- _Exercise instructions_
All records should be reproduced verbatim.

======== Records to use

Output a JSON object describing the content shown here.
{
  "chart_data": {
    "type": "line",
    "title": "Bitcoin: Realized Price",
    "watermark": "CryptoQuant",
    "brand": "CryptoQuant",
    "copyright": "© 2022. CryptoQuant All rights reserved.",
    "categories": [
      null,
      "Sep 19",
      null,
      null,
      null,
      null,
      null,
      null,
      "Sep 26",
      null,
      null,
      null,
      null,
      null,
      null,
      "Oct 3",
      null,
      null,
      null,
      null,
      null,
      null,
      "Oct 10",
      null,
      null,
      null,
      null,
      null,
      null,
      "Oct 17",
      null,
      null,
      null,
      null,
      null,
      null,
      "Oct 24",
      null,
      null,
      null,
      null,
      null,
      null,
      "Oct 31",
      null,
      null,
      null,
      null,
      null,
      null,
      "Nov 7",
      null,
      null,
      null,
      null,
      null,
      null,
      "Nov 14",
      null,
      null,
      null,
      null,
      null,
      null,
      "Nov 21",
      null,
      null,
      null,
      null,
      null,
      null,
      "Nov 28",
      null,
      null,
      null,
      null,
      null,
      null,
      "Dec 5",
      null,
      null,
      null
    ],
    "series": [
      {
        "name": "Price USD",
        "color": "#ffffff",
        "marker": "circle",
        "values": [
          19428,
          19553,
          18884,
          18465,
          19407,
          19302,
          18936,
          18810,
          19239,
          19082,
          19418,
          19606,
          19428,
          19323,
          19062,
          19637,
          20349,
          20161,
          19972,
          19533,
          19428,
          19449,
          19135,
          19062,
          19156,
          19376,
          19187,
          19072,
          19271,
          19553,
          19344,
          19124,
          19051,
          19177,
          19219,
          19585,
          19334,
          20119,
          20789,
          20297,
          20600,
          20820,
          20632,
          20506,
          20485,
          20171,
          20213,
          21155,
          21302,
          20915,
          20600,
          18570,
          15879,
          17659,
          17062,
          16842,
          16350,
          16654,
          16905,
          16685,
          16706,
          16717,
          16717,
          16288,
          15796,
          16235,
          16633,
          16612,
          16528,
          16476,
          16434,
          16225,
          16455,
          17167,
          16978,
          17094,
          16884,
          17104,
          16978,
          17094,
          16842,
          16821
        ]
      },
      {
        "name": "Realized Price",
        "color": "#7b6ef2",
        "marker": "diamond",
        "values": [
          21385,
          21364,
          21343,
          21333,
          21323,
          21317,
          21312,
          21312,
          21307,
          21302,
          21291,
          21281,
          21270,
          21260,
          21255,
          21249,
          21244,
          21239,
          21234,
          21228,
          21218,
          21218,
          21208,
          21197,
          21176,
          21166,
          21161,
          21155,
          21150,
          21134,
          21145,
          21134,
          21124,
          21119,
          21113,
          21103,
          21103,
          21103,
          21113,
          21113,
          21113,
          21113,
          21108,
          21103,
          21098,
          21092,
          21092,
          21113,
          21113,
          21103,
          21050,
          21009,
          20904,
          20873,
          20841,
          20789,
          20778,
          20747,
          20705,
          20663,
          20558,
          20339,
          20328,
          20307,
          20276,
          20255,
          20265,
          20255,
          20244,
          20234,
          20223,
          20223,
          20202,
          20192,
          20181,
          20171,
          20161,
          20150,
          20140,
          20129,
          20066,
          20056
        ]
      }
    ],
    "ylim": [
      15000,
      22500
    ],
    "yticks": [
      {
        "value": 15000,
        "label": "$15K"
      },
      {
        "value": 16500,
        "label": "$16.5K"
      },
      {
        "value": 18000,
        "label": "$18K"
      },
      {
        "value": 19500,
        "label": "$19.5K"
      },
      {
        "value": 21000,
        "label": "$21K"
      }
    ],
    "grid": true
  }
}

================

- _Exercise output_
Output a JSON object describing the content shown here.
{
  "chart_data": {
    "type": "line",
    "title": "Bitcoin: Realized Price",
    "watermark": "CryptoQuant",
    "brand": "CryptoQuant",
    "copyright": "© 2022. CryptoQuant All rights reserved.",
    "categories": [
      null,
      "Sep 19",
      null,
      null,
      null,
      null,
      null,
      null,
      "Sep 26",
      null,
      null,
      null,
      null,
      null,
      null,
      "Oct 3",
      null,
      null,
      null,
      null,
      null,
      null,
      "Oct 10",
      null,
      null,
      null,
      null,
      null,
      null,
      "Oct 17",
      null,
      null,
      null,
      null,
      null,
      null,
      "Oct 24",
      null,
      null,
      null,
      null,
      null,
      null,
      "Oct 31",
      null,
      null,
      null,
      null,
      null,
      null,
      "Nov 7",
      null,
      null,
      null,
      null,
      null,
      null,
      "Nov 14",
      null,
      null,
      null,
      null,
      null,
      null,
      "Nov 21",
      null,
      null,
      null,
      null,
      null,
      null,
      "Nov 28",
      null,
      null,
      null,
      null,
      null,
      null,
      "Dec 5",
      null,
      null,
      null
    ],
    "series": [
      {
        "name": "Price USD",
        "color": "#ffffff",
        "marker": "circle",
        "values": [
          19428,
          19553,
          18884,
          18465,
          19407,
          19302,
          18936,
          18810,
          19239,
          19082,
          19418,
          19606,
          19428,
          19323,
          19062,
          19637,
          20349,
          20161,
          19972,
          19533,
          19428,
          19449,
          19135,
          19062,
          19156,
          19376,
          19187,
          19072,
          19271,
          19553,
          19344,
          19124,
          19051,
          19177,
          19219,
          19585,
          19334,
          20119,
          20789,
          20297,
          20600,
          20820,
          20632,
          20506,
          20485,
          20171,
          20213,
          21155,
          21302,
          20915,
          20600,
          18570,
          15879,
          17659,
          17062,
          16842,
          16350,
          16654,
          16905,
          16685,
          16706,
          16717,
          16717,
          16288,
          15796,
          16235,
          16633,
          16612,
          16528,
          16476,
          16434,
          16225,
          16455,
          17167,
          16978,
          17094,
          16884,
          17104,
          16978,
          17094,
          16842,
          16821
        ]
      },
      {
        "name": "Realized Price",
        "color": "#7b6ef2",
        "marker": "diamond",
        "values": [
          21385,
          21364,
          21343,
          21333,
          21323,
          21317,
          21312,
          21312,
          21307,
          21302,
          21291,
          21281,
          21270,
          21260,
          21255,
          21249,
          21244,
          21239,
          21234,
          21228,
          21218,
          21218,
          21208,
          21197,
          21176,
          21166,
          21161,
          21155,
          21150,
          21134,
          21145,
          21134,
          21124,
          21119,
          21113,
          21103,
          21103,
          21103,
          21113,
          21113,
          21113,
          21113,
          21108,
          21103,
          21098,
          21092,
          21092,
          21113,
          21113,
          21103,
          21050,
          21009,
          20904,
          20873,
          20841,
          20789,
          20778,
          20747,
          20705,
          20663,
          20558,
          20339,
          20328,
          20307,
          20276,
          20255,
          20265,
          20255,
          20244,
          20234,
          20223,
          20223,
          20202,
          20192,
          20181,
          20171,
          20161,
          20150,
          20140,
          20129,
          20066,
          20056
        ]
      }
    ],
    "ylim": [
      15000,
      22500
    ],
    "yticks": [
      {
        "value": 15000,
        "label": "$15K"
      },
      {
        "value": 16500,
        "label": "$16.5K"
      },
      {
        "value": 18000,
        "label": "$18K"
      },
      {
        "value": 19500,
        "label": "$19.5K"
      },
      {
        "value": 21000,
        "label": "$21K"
      }
    ],
    "grid": true
  }
}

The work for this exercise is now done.